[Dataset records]

# # # # # # #

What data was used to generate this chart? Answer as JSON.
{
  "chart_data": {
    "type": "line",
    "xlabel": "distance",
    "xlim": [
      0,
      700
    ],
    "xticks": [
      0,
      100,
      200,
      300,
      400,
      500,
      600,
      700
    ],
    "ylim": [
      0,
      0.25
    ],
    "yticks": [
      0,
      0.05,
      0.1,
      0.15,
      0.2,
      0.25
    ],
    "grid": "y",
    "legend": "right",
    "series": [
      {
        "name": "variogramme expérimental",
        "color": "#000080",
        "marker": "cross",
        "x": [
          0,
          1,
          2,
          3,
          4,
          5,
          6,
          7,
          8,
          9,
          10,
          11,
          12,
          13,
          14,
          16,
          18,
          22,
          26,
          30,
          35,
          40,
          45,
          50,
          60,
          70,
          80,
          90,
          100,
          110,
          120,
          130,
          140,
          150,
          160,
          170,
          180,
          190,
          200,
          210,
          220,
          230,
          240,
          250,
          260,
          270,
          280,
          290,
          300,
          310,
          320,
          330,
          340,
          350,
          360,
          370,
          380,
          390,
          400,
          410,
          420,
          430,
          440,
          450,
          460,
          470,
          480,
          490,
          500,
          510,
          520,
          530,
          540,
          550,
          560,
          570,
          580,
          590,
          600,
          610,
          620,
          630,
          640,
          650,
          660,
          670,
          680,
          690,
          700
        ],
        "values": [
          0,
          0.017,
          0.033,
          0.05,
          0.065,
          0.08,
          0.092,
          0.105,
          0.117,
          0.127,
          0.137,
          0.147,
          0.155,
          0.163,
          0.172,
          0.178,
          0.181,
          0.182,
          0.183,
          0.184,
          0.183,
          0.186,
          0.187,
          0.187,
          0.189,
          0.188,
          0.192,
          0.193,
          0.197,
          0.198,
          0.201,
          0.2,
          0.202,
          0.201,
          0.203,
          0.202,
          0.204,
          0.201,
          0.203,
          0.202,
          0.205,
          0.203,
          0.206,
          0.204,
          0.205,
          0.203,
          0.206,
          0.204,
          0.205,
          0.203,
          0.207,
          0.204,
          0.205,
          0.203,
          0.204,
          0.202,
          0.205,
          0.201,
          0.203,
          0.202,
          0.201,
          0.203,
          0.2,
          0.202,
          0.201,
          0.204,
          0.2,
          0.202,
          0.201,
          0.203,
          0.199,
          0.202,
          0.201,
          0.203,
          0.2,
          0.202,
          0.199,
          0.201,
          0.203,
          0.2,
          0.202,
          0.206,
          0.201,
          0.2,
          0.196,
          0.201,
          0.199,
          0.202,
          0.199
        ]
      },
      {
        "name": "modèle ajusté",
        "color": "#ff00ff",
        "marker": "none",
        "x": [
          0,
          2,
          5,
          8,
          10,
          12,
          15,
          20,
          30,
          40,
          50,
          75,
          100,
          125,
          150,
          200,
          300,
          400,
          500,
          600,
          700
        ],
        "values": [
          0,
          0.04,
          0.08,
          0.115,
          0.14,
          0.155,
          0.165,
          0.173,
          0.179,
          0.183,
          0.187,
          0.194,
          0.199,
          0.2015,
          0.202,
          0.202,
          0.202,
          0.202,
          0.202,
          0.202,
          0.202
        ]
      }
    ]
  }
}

# # # # # # #

§ What to work on:
Above are some records; extract every one of them exactly.

§ Reply:
What data was used to generate this chart? Answer as JSON.
{
  "chart_data": {
    "type": "line",
    "xlabel": "distance",
    "xlim": [
      0,
      700
    ],
    "xticks": [
      0,
      100,
      200,
      300,
      400,
      500,
      600,
      700
    ],
    "ylim": [
      0,
      0.25
    ],
    "yticks": [
      0,
      0.05,
      0.1,
      0.15,
      0.2,
      0.25
    ],
    "grid": "y",
    "legend": "right",
    "series": [
      {
        "name": "variogramme expérimental",
        "color": "#000080",
        "marker": "cross",
        "x": [
          0,
          1,
          2,
          3,
          4,
          5,
          6,
          7,
          8,
          9,
          10,
          11,
          12,
          13,
          14,
          16,
          18,
          22,
          26,
          30,
          35,
          40,
          45,
          50,
          60,
          70,
          80,
          90,
          100,
          110,
          120,
          130,
          140,
          150,
          160,
          170,
          180,
          190,
          200,
          210,
          220,
          230,
          240,
          250,
          260,
          270,
          280,
          290,
          300,
          310,
          320,
          330,
          340,
          350,
          360,
          370,
          380,
          390,
          400,
          410,
          420,
          430,
          440,
          450,
          460,
          470,
          480,
          490,
          500,
          510,
          520,
          530,
          540,
          550,
          560,
          570,
          580,
          590,
          600,
          610,
          620,
          630,
          640,
          650,
          660,
          670,
          680,
          690,
          700
        ],
        "values": [
          0,
          0.017,
          0.033,
          0.05,
          0.065,
          0.08,
          0.092,
          0.105,
          0.117,
          0.127,
          0.137,
          0.147,
          0.155,
          0.163,
          0.172,
          0.178,
          0.181,
          0.182,
          0.183,
          0.184,
          0.183,
          0.186,
          0.187,
          0.187,
          0.189,
          0.188,
          0.192,
          0.193,
          0.197,
          0.198,
          0.201,
          0.2,
          0.202,
          0.201,
          0.203,
          0.202,
          0.204,
          0.201,
          0.203,
          0.202,
          0.205,
          0.203,
          0.206,
          0.204,
          0.205,
          0.203,
          0.206,
          0.204,
          0.205,
          0.203,
          0.207,
          0.204,
          0.205,
          0.203,
          0.204,
          0.202,
          0.205,
          0.201,
          0.203,
          0.202,
          0.201,
          0.203,
          0.2,
          0.202,
          0.201,
          0.204,
          0.2,
          0.202,
          0.201,
          0.203,
          0.199,
          0.202,
          0.201,
          0.203,
          0.2,
          0.202,
          0.199,
          0.201,
          0.203,
          0.2,
          0.202,
          0.206,
          0.201,
          0.2,
          0.196,
          0.201,
          0.199,
          0.202,
          0.199
        ]
      },
      {
        "name": "modèle ajusté",
        "color": "#ff00ff",
        "marker": "none",
        "x": [
          0,
          2,
          5,
          8,
          10,
          12,
          15,
          20,
          30,
          40,
          50,
          75,
          100,
          125,
          150,
          200,
          300,
          400,
          500,
          600,
          700
        ],
        "values": [
          0,
          0.04,
          0.08,
          0.115,
          0.14,
          0.155,
          0.165,
          0.173,
          0.179,
          0.183,
          0.187,
          0.194,
          0.199,
          0.2015,
          0.202,
          0.202,
          0.202,
          0.202,
          0.202,
          0.202,
          0.202
        ]
      }
    ]
  }
}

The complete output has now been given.